Count how many lines in the entries below contain the string "chart". Give only the number.

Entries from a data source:
--------------------------------
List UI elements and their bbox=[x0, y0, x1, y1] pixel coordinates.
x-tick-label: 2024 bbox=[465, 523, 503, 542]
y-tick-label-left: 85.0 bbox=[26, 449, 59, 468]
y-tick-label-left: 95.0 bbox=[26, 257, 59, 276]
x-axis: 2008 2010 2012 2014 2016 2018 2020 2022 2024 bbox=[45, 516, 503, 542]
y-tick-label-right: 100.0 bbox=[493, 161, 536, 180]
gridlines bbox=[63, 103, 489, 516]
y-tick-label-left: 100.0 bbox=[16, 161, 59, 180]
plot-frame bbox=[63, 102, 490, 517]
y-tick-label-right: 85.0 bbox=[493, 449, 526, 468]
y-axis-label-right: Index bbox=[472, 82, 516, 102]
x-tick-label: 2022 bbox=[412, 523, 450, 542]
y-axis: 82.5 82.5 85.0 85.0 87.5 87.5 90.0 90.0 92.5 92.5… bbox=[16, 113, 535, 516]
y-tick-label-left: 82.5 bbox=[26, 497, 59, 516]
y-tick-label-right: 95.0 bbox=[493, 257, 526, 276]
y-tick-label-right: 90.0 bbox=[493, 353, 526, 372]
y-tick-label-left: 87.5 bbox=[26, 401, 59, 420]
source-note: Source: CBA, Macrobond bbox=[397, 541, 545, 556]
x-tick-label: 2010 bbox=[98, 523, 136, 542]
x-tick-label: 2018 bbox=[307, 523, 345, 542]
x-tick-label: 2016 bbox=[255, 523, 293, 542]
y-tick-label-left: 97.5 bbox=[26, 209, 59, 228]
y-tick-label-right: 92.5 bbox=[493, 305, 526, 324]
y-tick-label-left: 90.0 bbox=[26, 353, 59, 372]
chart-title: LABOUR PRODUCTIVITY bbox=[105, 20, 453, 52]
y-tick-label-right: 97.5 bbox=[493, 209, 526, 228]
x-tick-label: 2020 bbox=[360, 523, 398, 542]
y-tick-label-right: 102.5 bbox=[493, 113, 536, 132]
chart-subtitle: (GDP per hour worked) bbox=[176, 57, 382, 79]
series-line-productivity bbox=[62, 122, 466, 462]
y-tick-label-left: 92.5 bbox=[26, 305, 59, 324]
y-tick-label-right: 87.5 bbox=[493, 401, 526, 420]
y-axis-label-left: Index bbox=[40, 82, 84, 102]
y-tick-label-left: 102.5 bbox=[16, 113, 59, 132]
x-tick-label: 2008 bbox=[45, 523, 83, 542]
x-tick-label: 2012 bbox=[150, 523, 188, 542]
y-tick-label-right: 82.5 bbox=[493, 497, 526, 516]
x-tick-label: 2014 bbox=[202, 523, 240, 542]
--------------------------------
### Result of the exercise
2